[Items from a dataset]

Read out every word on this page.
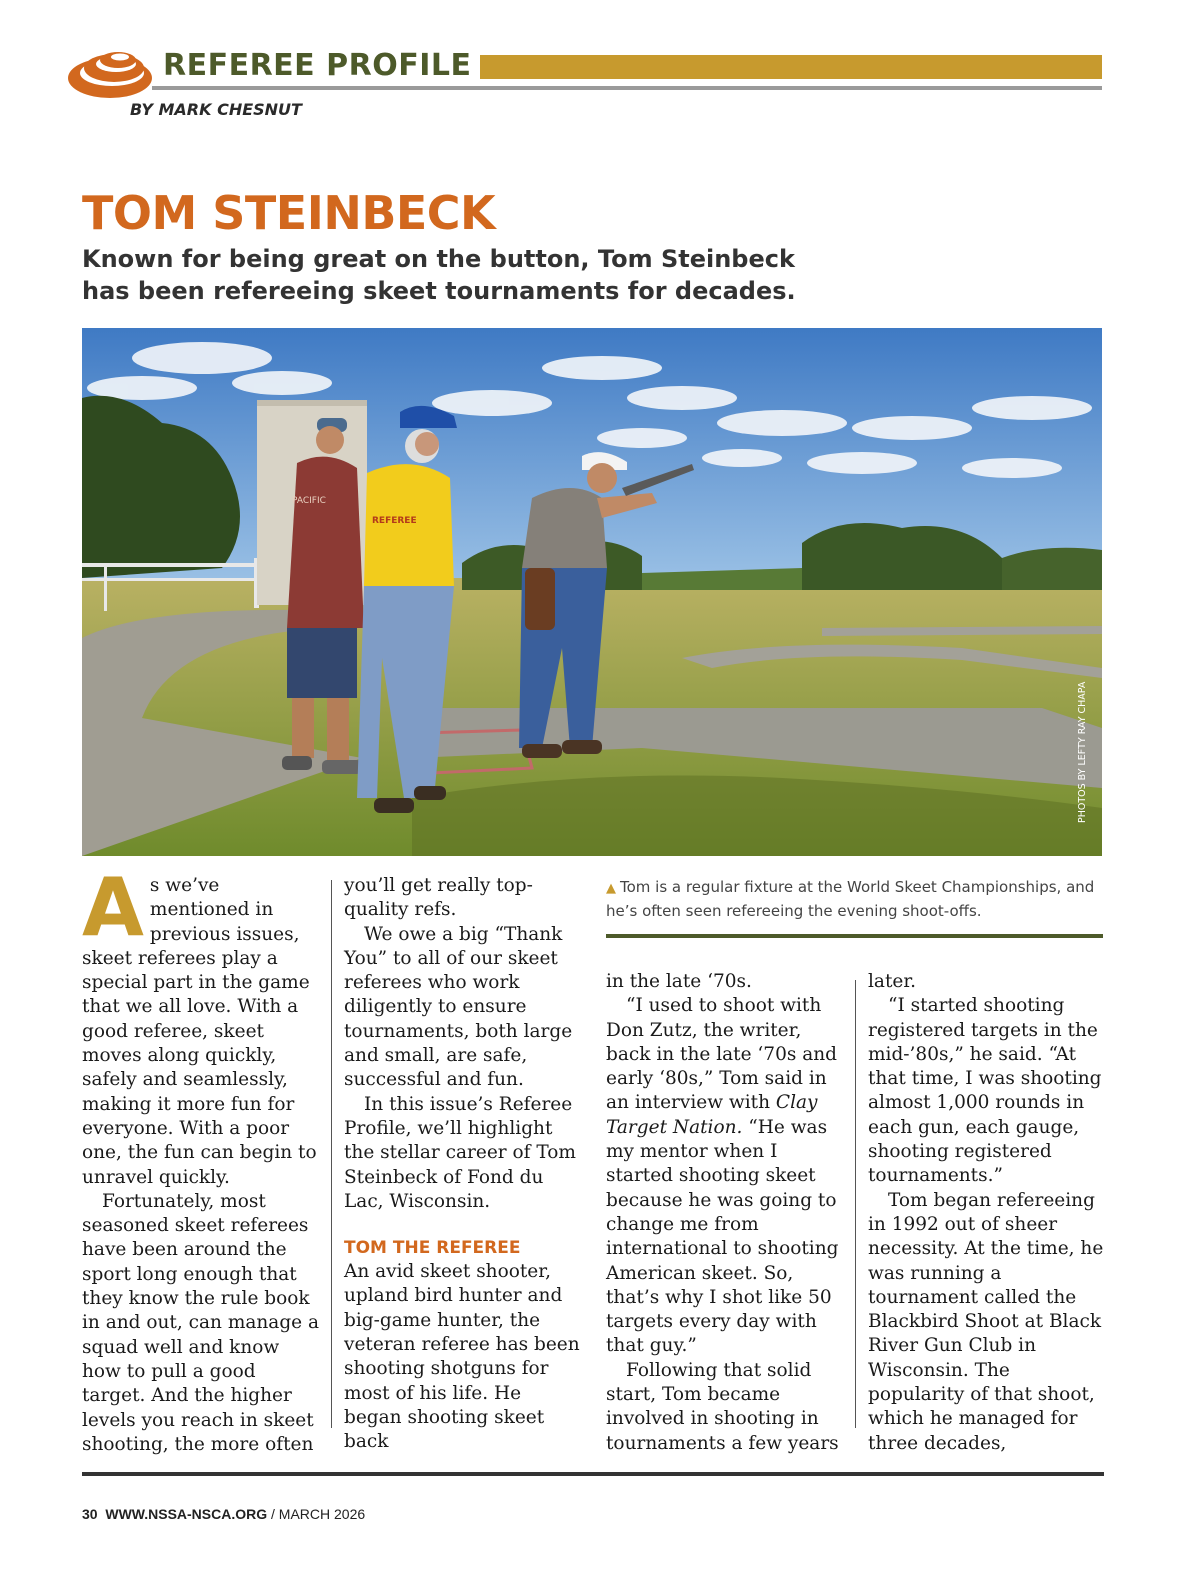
REFEREE PROFILE
BY MARK CHESNUT
TOM STEINBECK
Known for being great on the button, Tom Steinbeck has been refereeing skeet tournaments for decades.
PACIFIC
REFEREE
PHOTOS BY LEFTY RAY CHAPA
▲ Tom is a regular fixture at the World Skeet Championships, and he’s often seen refereeing the evening shoot-offs.

As we’ve mentioned in previous issues, skeet referees play a special part in the game that we all love. With a good referee, skeet moves along quickly, safely and seamlessly, making it more fun for everyone. With a poor one, the fun can begin to unravel quickly.

Fortunately, most seasoned skeet referees have been around the sport long enough that they know the rule book in and out, can manage a squad well and know how to pull a good target. And the higher levels you reach in skeet shooting, the more often

you’ll get really top-quality refs.

We owe a big “Thank You” to all of our skeet referees who work diligently to ensure tournaments, both large and small, are safe, successful and fun.

In this issue’s Referee Profile, we’ll highlight the stellar career of Tom Steinbeck of Fond du Lac, Wisconsin.

TOM THE REFEREE

An avid skeet shooter, upland bird hunter and big-game hunter, the veteran referee has been shooting shotguns for most of his life. He began shooting skeet back

in the late ‘70s.

“I used to shoot with Don Zutz, the writer, back in the late ‘70s and early ‘80s,” Tom said in an interview with Clay Target Nation. “He was my mentor when I started shooting skeet because he was going to change me from international to shooting American skeet. So, that’s why I shot like 50 targets every day with that guy.”

Following that solid start, Tom became involved in shooting in tournaments a few years

later.

“I started shooting registered targets in the mid-’80s,” he said. “At that time, I was shooting almost 1,000 rounds in each gun, each gauge, shooting registered tournaments.”

Tom began refereeing in 1992 out of sheer necessity. At the time, he was running a tournament called the Blackbird Shoot at Black River Gun Club in Wisconsin. The popularity of that shoot, which he managed for three decades,

30 WWW.NSSA-NSCA.ORG / MARCH 2026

Task prompt:
Determine how many lines of the listing above include the word "this", and report that number only.

Output below:
2